Instruction
Retype the whole listing, please, keeping every line exact and dropping the pictures.

Entries with figure data:
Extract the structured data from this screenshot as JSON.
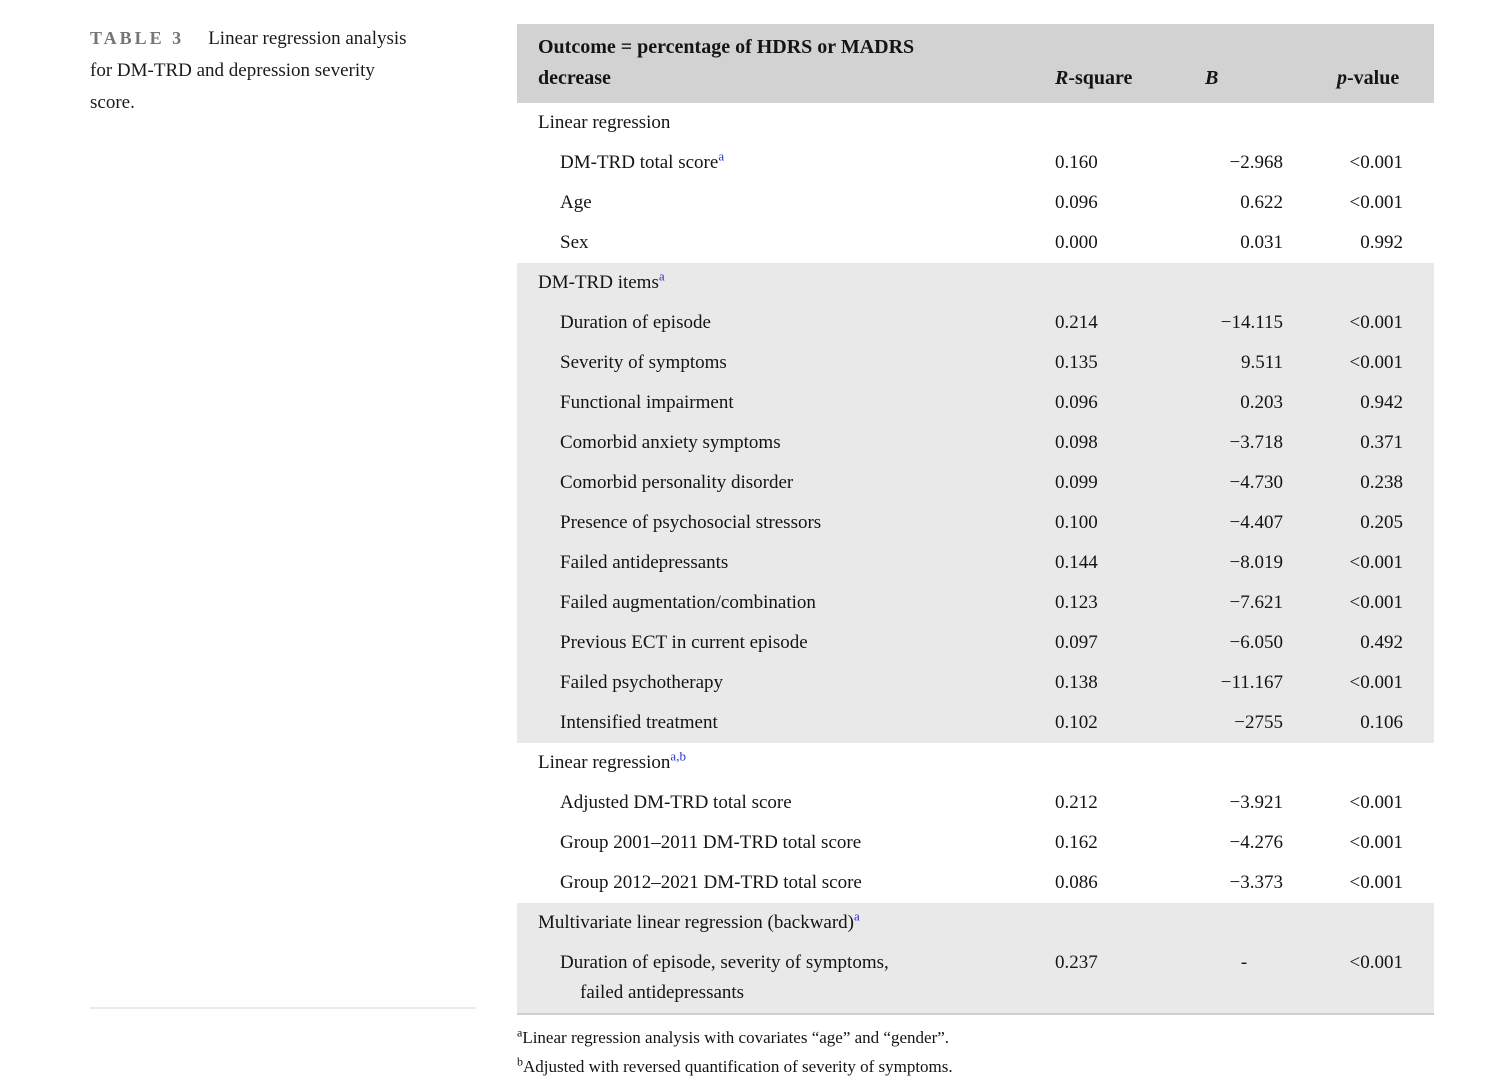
{
  "caption": {
    "tag": "TABLE 3",
    "text": "Linear regression analysis for DM-TRD and depression severity score."
  },
  "table": {
    "header": {
      "outcome_line1": "Outcome = percentage of HDRS or MADRS",
      "outcome_line2": "decrease",
      "col_r": {
        "italic": "R",
        "rest": "-square"
      },
      "col_b": {
        "italic": "B",
        "rest": ""
      },
      "col_p": {
        "italic": "p",
        "rest": "-value"
      }
    },
    "sections": [
      {
        "header": {
          "label": "Linear regression",
          "sup": ""
        },
        "rows": [
          {
            "label": "DM-TRD total score",
            "sup": "a",
            "r": "0.160",
            "b": "−2.968",
            "p": "<0.001"
          },
          {
            "label": "Age",
            "r": "0.096",
            "b": "0.622",
            "p": "<0.001"
          },
          {
            "label": "Sex",
            "r": "0.000",
            "b": "0.031",
            "p": "0.992"
          }
        ]
      },
      {
        "header": {
          "label": "DM-TRD items",
          "sup": "a"
        },
        "rows": [
          {
            "label": "Duration of episode",
            "r": "0.214",
            "b": "−14.115",
            "p": "<0.001"
          },
          {
            "label": "Severity of symptoms",
            "r": "0.135",
            "b": "9.511",
            "p": "<0.001"
          },
          {
            "label": "Functional impairment",
            "r": "0.096",
            "b": "0.203",
            "p": "0.942"
          },
          {
            "label": "Comorbid anxiety symptoms",
            "r": "0.098",
            "b": "−3.718",
            "p": "0.371"
          },
          {
            "label": "Comorbid personality disorder",
            "r": "0.099",
            "b": "−4.730",
            "p": "0.238"
          },
          {
            "label": "Presence of psychosocial stressors",
            "r": "0.100",
            "b": "−4.407",
            "p": "0.205"
          },
          {
            "label": "Failed antidepressants",
            "r": "0.144",
            "b": "−8.019",
            "p": "<0.001"
          },
          {
            "label": "Failed augmentation/combination",
            "r": "0.123",
            "b": "−7.621",
            "p": "<0.001"
          },
          {
            "label": "Previous ECT in current episode",
            "r": "0.097",
            "b": "−6.050",
            "p": "0.492"
          },
          {
            "label": "Failed psychotherapy",
            "r": "0.138",
            "b": "−11.167",
            "p": "<0.001"
          },
          {
            "label": "Intensified treatment",
            "r": "0.102",
            "b": "−2755",
            "p": "0.106"
          }
        ]
      },
      {
        "header": {
          "label": "Linear regression",
          "sup": "a,b"
        },
        "rows": [
          {
            "label": "Adjusted DM-TRD total score",
            "r": "0.212",
            "b": "−3.921",
            "p": "<0.001"
          },
          {
            "label": "Group 2001–2011 DM-TRD total score",
            "r": "0.162",
            "b": "−4.276",
            "p": "<0.001"
          },
          {
            "label": "Group 2012–2021 DM-TRD total score",
            "r": "0.086",
            "b": "−3.373",
            "p": "<0.001"
          }
        ]
      },
      {
        "header": {
          "label": "Multivariate linear regression (backward)",
          "sup": "a"
        },
        "rows": [
          {
            "label": "Duration of episode, severity of symptoms,",
            "label2": "failed antidepressants",
            "r": "0.237",
            "b": "-",
            "p": "<0.001"
          }
        ]
      }
    ]
  },
  "footnotes": [
    {
      "sup": "a",
      "text": "Linear regression analysis with covariates “age” and “gender”."
    },
    {
      "sup": "b",
      "text": "Adjusted with reversed quantification of severity of symptoms."
    }
  ],
  "colors": {
    "header_bg": "#d2d2d2",
    "band_bg": "#e9e9e9",
    "sup_blue": "#2832d7",
    "tag_gray": "#757575"
  }
}
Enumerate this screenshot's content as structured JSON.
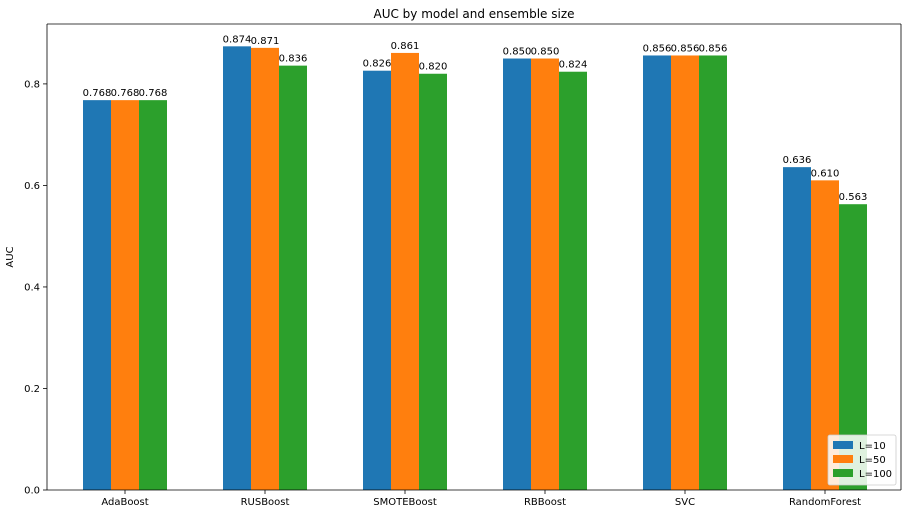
{
  "chart_data": {
    "type": "bar",
    "title": "AUC by model and ensemble size",
    "xlabel": "",
    "ylabel": "AUC",
    "ylim": [
      0,
      0.918
    ],
    "yticks": [
      0.0,
      0.2,
      0.4,
      0.6,
      0.8
    ],
    "ytick_labels": [
      "0.0",
      "0.2",
      "0.4",
      "0.6",
      "0.8"
    ],
    "grid": false,
    "legend_position": "bottom-right",
    "categories": [
      "AdaBoost",
      "RUSBoost",
      "SMOTEBoost",
      "RBBoost",
      "SVC",
      "RandomForest"
    ],
    "series": [
      {
        "name": "L=10",
        "color": "#1f77b4",
        "values": [
          0.768,
          0.874,
          0.826,
          0.85,
          0.856,
          0.636
        ],
        "labels": [
          "0.768",
          "0.874",
          "0.826",
          "0.850",
          "0.856",
          "0.636"
        ]
      },
      {
        "name": "L=50",
        "color": "#ff7f0e",
        "values": [
          0.768,
          0.871,
          0.861,
          0.85,
          0.856,
          0.61
        ],
        "labels": [
          "0.768",
          "0.871",
          "0.861",
          "0.850",
          "0.856",
          "0.610"
        ]
      },
      {
        "name": "L=100",
        "color": "#2ca02c",
        "values": [
          0.768,
          0.836,
          0.82,
          0.824,
          0.856,
          0.563
        ],
        "labels": [
          "0.768",
          "0.836",
          "0.820",
          "0.824",
          "0.856",
          "0.563"
        ]
      }
    ]
  }
}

Solution to the problem
Extract the structured data from this screenshot as JSON.
{
  "caption": {
    "tag": "TABLE 3",
    "text": "Linear regression analysis for DM-TRD and depression severity score."
  },
  "table": {
    "header": {
      "outcome_line1": "Outcome = percentage of HDRS or MADRS",
      "outcome_line2": "decrease",
      "col_r": {
        "italic": "R",
        "rest": "-square"
      },
      "col_b": {
        "italic": "B",
        "rest": ""
      },
      "col_p": {
        "italic": "p",
        "rest": "-value"
      }
    },
    "sections": [
      {
        "header": {
          "label": "Linear regression",
          "sup": ""
        },
        "rows": [
          {
            "label": "DM-TRD total score",
            "sup": "a",
            "r": "0.160",
            "b": "−2.968",
            "p": "<0.001"
          },
          {
            "label": "Age",
            "r": "0.096",
            "b": "0.622",
            "p": "<0.001"
          },
          {
            "label": "Sex",
            "r": "0.000",
            "b": "0.031",
            "p": "0.992"
          }
        ]
      },
      {
        "header": {
          "label": "DM-TRD items",
          "sup": "a"
        },
        "rows": [
          {
            "label": "Duration of episode",
            "r": "0.214",
            "b": "−14.115",
            "p": "<0.001"
          },
          {
            "label": "Severity of symptoms",
            "r": "0.135",
            "b": "9.511",
            "p": "<0.001"
          },
          {
            "label": "Functional impairment",
            "r": "0.096",
            "b": "0.203",
            "p": "0.942"
          },
          {
            "label": "Comorbid anxiety symptoms",
            "r": "0.098",
            "b": "−3.718",
            "p": "0.371"
          },
          {
            "label": "Comorbid personality disorder",
            "r": "0.099",
            "b": "−4.730",
            "p": "0.238"
          },
          {
            "label": "Presence of psychosocial stressors",
            "r": "0.100",
            "b": "−4.407",
            "p": "0.205"
          },
          {
            "label": "Failed antidepressants",
            "r": "0.144",
            "b": "−8.019",
            "p": "<0.001"
          },
          {
            "label": "Failed augmentation/combination",
            "r": "0.123",
            "b": "−7.621",
            "p": "<0.001"
          },
          {
            "label": "Previous ECT in current episode",
            "r": "0.097",
            "b": "−6.050",
            "p": "0.492"
          },
          {
            "label": "Failed psychotherapy",
            "r": "0.138",
            "b": "−11.167",
            "p": "<0.001"
          },
          {
            "label": "Intensified treatment",
            "r": "0.102",
            "b": "−2755",
            "p": "0.106"
          }
        ]
      },
      {
        "header": {
          "label": "Linear regression",
          "sup": "a,b"
        },
        "rows": [
          {
            "label": "Adjusted DM-TRD total score",
            "r": "0.212",
            "b": "−3.921",
            "p": "<0.001"
          },
          {
            "label": "Group 2001–2011 DM-TRD total score",
            "r": "0.162",
            "b": "−4.276",
            "p": "<0.001"
          },
          {
            "label": "Group 2012–2021 DM-TRD total score",
            "r": "0.086",
            "b": "−3.373",
            "p": "<0.001"
          }
        ]
      },
      {
        "header": {
          "label": "Multivariate linear regression (backward)",
          "sup": "a"
        },
        "rows": [
          {
            "label": "Duration of episode, severity of symptoms,",
            "label2": "failed antidepressants",
            "r": "0.237",
            "b": "-",
            "p": "<0.001"
          }
        ]
      }
    ]
  },
  "footnotes": [
    {
      "sup": "a",
      "text": "Linear regression analysis with covariates “age” and “gender”."
    },
    {
      "sup": "b",
      "text": "Adjusted with reversed quantification of severity of symptoms."
    }
  ],
  "colors": {
    "header_bg": "#d2d2d2",
    "band_bg": "#e9e9e9",
    "sup_blue": "#2832d7",
    "tag_gray": "#757575"
  }
}
Enumerate this screenshot's content as structured JSON.
{
  "chart_data": {
    "type": "bar",
    "title": "AUC by model and ensemble size",
    "xlabel": "",
    "ylabel": "AUC",
    "ylim": [
      0,
      0.918
    ],
    "yticks": [
      0.0,
      0.2,
      0.4,
      0.6,
      0.8
    ],
    "ytick_labels": [
      "0.0",
      "0.2",
      "0.4",
      "0.6",
      "0.8"
    ],
    "grid": false,
    "legend_position": "bottom-right",
    "categories": [
      "AdaBoost",
      "RUSBoost",
      "SMOTEBoost",
      "RBBoost",
      "SVC",
      "RandomForest"
    ],
    "series": [
      {
        "name": "L=10",
        "color": "#1f77b4",
        "values": [
          0.768,
          0.874,
          0.826,
          0.85,
          0.856,
          0.636
        ],
        "labels": [
          "0.768",
          "0.874",
          "0.826",
          "0.850",
          "0.856",
          "0.636"
        ]
      },
      {
        "name": "L=50",
        "color": "#ff7f0e",
        "values": [
          0.768,
          0.871,
          0.861,
          0.85,
          0.856,
          0.61
        ],
        "labels": [
          "0.768",
          "0.871",
          "0.861",
          "0.850",
          "0.856",
          "0.610"
        ]
      },
      {
        "name": "L=100",
        "color": "#2ca02c",
        "values": [
          0.768,
          0.836,
          0.82,
          0.824,
          0.856,
          0.563
        ],
        "labels": [
          "0.768",
          "0.836",
          "0.820",
          "0.824",
          "0.856",
          "0.563"
        ]
      }
    ]
  }
}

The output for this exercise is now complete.